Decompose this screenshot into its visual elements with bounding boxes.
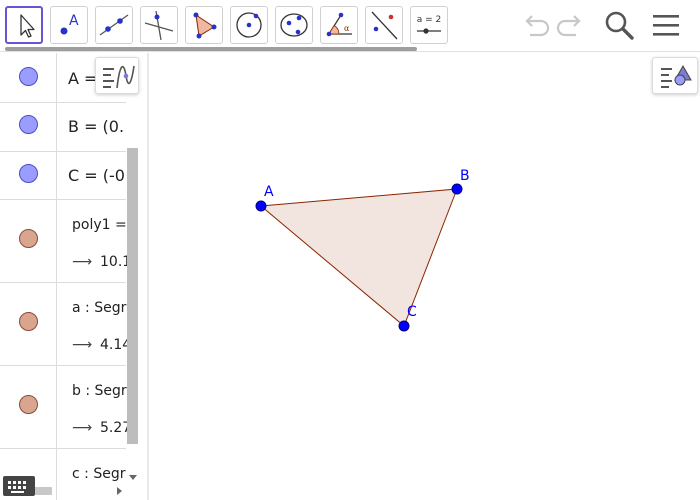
- label-C: C: [407, 304, 417, 320]
- algebra-row-C[interactable]: C = (-0: [0, 152, 126, 200]
- search-button[interactable]: [602, 8, 636, 42]
- point-tool-button[interactable]: A: [50, 6, 88, 44]
- virtual-keyboard-button[interactable]: [3, 476, 35, 496]
- marble-cell: [0, 283, 57, 365]
- algebra-row-B[interactable]: B = (0.: [0, 103, 126, 152]
- visibility-toggle[interactable]: [19, 115, 38, 134]
- visibility-toggle[interactable]: [19, 229, 38, 248]
- perpendicular-line-tool-button[interactable]: [140, 6, 178, 44]
- perpendicular-line-icon: [144, 10, 174, 41]
- slider-tool-button[interactable]: a = 2: [410, 6, 448, 44]
- style-bar-icon: [661, 64, 692, 88]
- graphics-style-bar-button[interactable]: [652, 57, 698, 94]
- reflect-tool-button[interactable]: [365, 6, 403, 44]
- move-tool-button[interactable]: [5, 6, 43, 44]
- slider-icon: a = 2: [417, 15, 442, 34]
- output-arrow: ⟶: [72, 254, 93, 270]
- polygon-icon: [193, 12, 217, 39]
- slider-tool-label: a = 2: [417, 15, 442, 25]
- toolbar-scrollbar[interactable]: [5, 47, 417, 51]
- marble-cell: [0, 152, 57, 199]
- output-arrow: ⟶: [72, 337, 93, 353]
- keyboard-icon: [8, 481, 26, 493]
- algebra-definition[interactable]: b : Segr: [72, 383, 127, 399]
- algebra-definition[interactable]: c : Segr: [72, 466, 125, 482]
- polygon-tool-button[interactable]: [185, 6, 223, 44]
- toolbar: A α a = 2: [0, 0, 700, 52]
- visibility-toggle[interactable]: [19, 164, 38, 183]
- label-A: A: [264, 184, 274, 200]
- algebra-row-a[interactable]: a : Segr ⟶ 4.14: [0, 283, 131, 366]
- scroll-right-arrow-icon[interactable]: [113, 485, 125, 497]
- visibility-toggle[interactable]: [19, 312, 38, 331]
- point-B[interactable]: [451, 183, 463, 195]
- redo-button[interactable]: [554, 8, 588, 42]
- marble-cell: [0, 103, 57, 151]
- line-icon: [99, 14, 129, 36]
- output-arrow: ⟶: [72, 420, 93, 436]
- style-bar-icon: [103, 65, 135, 89]
- marble-cell: [0, 53, 57, 102]
- point-A[interactable]: [255, 200, 267, 212]
- graphics-view[interactable]: A B C: [149, 53, 700, 500]
- marble-cell: [0, 366, 57, 448]
- circle-tool-button[interactable]: [230, 6, 268, 44]
- algebra-row-poly1[interactable]: poly1 = ⟶ 10.1: [0, 200, 131, 283]
- algebra-style-bar-button[interactable]: [95, 57, 139, 94]
- triangle-poly1[interactable]: [259, 188, 458, 327]
- reflect-icon: [371, 11, 398, 40]
- algebra-vertical-scrollbar[interactable]: [127, 148, 138, 444]
- search-icon: [605, 11, 634, 40]
- algebra-definition[interactable]: A =: [68, 69, 97, 88]
- algebra-definition[interactable]: a : Segr: [72, 300, 126, 316]
- circle-icon: [236, 12, 262, 38]
- angle-tool-button[interactable]: α: [320, 6, 358, 44]
- graphics-canvas[interactable]: A B C: [149, 53, 700, 500]
- conic-icon: [280, 13, 308, 37]
- undo-icon: [525, 15, 550, 37]
- cursor-icon: [20, 14, 35, 38]
- point-C[interactable]: [398, 320, 410, 332]
- main-menu-button[interactable]: [649, 8, 683, 42]
- algebra-view: A = B = (0. C = (-0 poly1 = ⟶ 10.1 a : S…: [0, 53, 141, 500]
- svg-text:A: A: [69, 13, 79, 29]
- scroll-down-arrow-icon[interactable]: [127, 471, 139, 483]
- svg-text:α: α: [344, 24, 350, 33]
- label-B: B: [460, 168, 470, 184]
- undo-button[interactable]: [518, 8, 552, 42]
- visibility-toggle[interactable]: [19, 395, 38, 414]
- algebra-definition[interactable]: C = (-0: [68, 166, 125, 185]
- point-icon: A: [60, 13, 79, 35]
- line-tool-button[interactable]: [95, 6, 133, 44]
- algebra-definition[interactable]: poly1 =: [72, 217, 127, 233]
- algebra-row-b[interactable]: b : Segr ⟶ 5.27: [0, 366, 131, 449]
- conic-tool-button[interactable]: [275, 6, 313, 44]
- algebra-definition[interactable]: B = (0.: [68, 117, 124, 136]
- menu-icon: [653, 15, 679, 36]
- redo-icon: [556, 15, 581, 37]
- marble-cell: [0, 200, 57, 282]
- visibility-toggle[interactable]: [19, 67, 38, 86]
- angle-icon: α: [326, 12, 352, 37]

==========

> _PROMPT_: Please copy the records above word for word, keeping every line in its original order, and leave out the pictures.

> _FULL ANSWER_:
Decompose this screenshot into its visual elements with bounding boxes.
- label-C: C: [407, 304, 417, 320]
- algebra-row-C[interactable]: C = (-0: [0, 152, 126, 200]
- search-button[interactable]: [602, 8, 636, 42]
- point-tool-button[interactable]: A: [50, 6, 88, 44]
- virtual-keyboard-button[interactable]: [3, 476, 35, 496]
- marble-cell: [0, 283, 57, 365]
- algebra-row-B[interactable]: B = (0.: [0, 103, 126, 152]
- visibility-toggle[interactable]: [19, 115, 38, 134]
- visibility-toggle[interactable]: [19, 229, 38, 248]
- perpendicular-line-tool-button[interactable]: [140, 6, 178, 44]
- perpendicular-line-icon: [144, 10, 174, 41]
- slider-tool-button[interactable]: a = 2: [410, 6, 448, 44]
- style-bar-icon: [661, 64, 692, 88]
- graphics-style-bar-button[interactable]: [652, 57, 698, 94]
- reflect-tool-button[interactable]: [365, 6, 403, 44]
- move-tool-button[interactable]: [5, 6, 43, 44]
- slider-icon: a = 2: [417, 15, 442, 34]
- output-arrow: ⟶: [72, 254, 93, 270]
- polygon-icon: [193, 12, 217, 39]
- slider-tool-label: a = 2: [417, 15, 442, 25]
- toolbar-scrollbar[interactable]: [5, 47, 417, 51]
- marble-cell: [0, 152, 57, 199]
- output-arrow: ⟶: [72, 337, 93, 353]
- keyboard-icon: [8, 481, 26, 493]
- algebra-definition[interactable]: b : Segr: [72, 383, 127, 399]
- algebra-definition[interactable]: c : Segr: [72, 466, 125, 482]
- polygon-tool-button[interactable]: [185, 6, 223, 44]
- toolbar: A α a = 2: [0, 0, 700, 52]
- visibility-toggle[interactable]: [19, 164, 38, 183]
- label-A: A: [264, 184, 274, 200]
- algebra-row-a[interactable]: a : Segr ⟶ 4.14: [0, 283, 131, 366]
- scroll-right-arrow-icon[interactable]: [113, 485, 125, 497]
- visibility-toggle[interactable]: [19, 312, 38, 331]
- point-B[interactable]: [451, 183, 463, 195]
- redo-button[interactable]: [554, 8, 588, 42]
- marble-cell: [0, 103, 57, 151]
- line-icon: [99, 14, 129, 36]
- output-arrow: ⟶: [72, 420, 93, 436]
- style-bar-icon: [103, 65, 135, 89]
- marble-cell: [0, 53, 57, 102]
- point-A[interactable]: [255, 200, 267, 212]
- graphics-view[interactable]: A B C: [149, 53, 700, 500]
- marble-cell: [0, 366, 57, 448]
- circle-tool-button[interactable]: [230, 6, 268, 44]
- algebra-row-poly1[interactable]: poly1 = ⟶ 10.1: [0, 200, 131, 283]
- algebra-style-bar-button[interactable]: [95, 57, 139, 94]
- triangle-poly1[interactable]: [259, 188, 458, 327]
- reflect-icon: [371, 11, 398, 40]
- algebra-vertical-scrollbar[interactable]: [127, 148, 138, 444]
- search-icon: [605, 11, 634, 40]
- algebra-definition[interactable]: A =: [68, 69, 97, 88]
- algebra-definition[interactable]: a : Segr: [72, 300, 126, 316]
- circle-icon: [236, 12, 262, 38]
- angle-tool-button[interactable]: α: [320, 6, 358, 44]
- graphics-canvas[interactable]: A B C: [149, 53, 700, 500]
- conic-icon: [280, 13, 308, 37]
- undo-icon: [525, 15, 550, 37]
- cursor-icon: [20, 14, 35, 38]
- point-C[interactable]: [398, 320, 410, 332]
- main-menu-button[interactable]: [649, 8, 683, 42]
- algebra-view: A = B = (0. C = (-0 poly1 = ⟶ 10.1 a : S…: [0, 53, 141, 500]
- svg-text:A: A: [69, 13, 79, 29]
- scroll-down-arrow-icon[interactable]: [127, 471, 139, 483]
- svg-text:α: α: [344, 24, 350, 33]
- label-B: B: [460, 168, 470, 184]
- undo-button[interactable]: [518, 8, 552, 42]
- visibility-toggle[interactable]: [19, 395, 38, 414]
- algebra-definition[interactable]: C = (-0: [68, 166, 125, 185]
- point-icon: A: [60, 13, 79, 35]
- line-tool-button[interactable]: [95, 6, 133, 44]
- algebra-definition[interactable]: poly1 =: [72, 217, 127, 233]
- algebra-row-b[interactable]: b : Segr ⟶ 5.27: [0, 366, 131, 449]
- conic-tool-button[interactable]: [275, 6, 313, 44]
- algebra-definition[interactable]: B = (0.: [68, 117, 124, 136]
- menu-icon: [653, 15, 679, 36]
- redo-icon: [556, 15, 581, 37]
- marble-cell: [0, 200, 57, 282]
- visibility-toggle[interactable]: [19, 67, 38, 86]
- angle-icon: α: [326, 12, 352, 37]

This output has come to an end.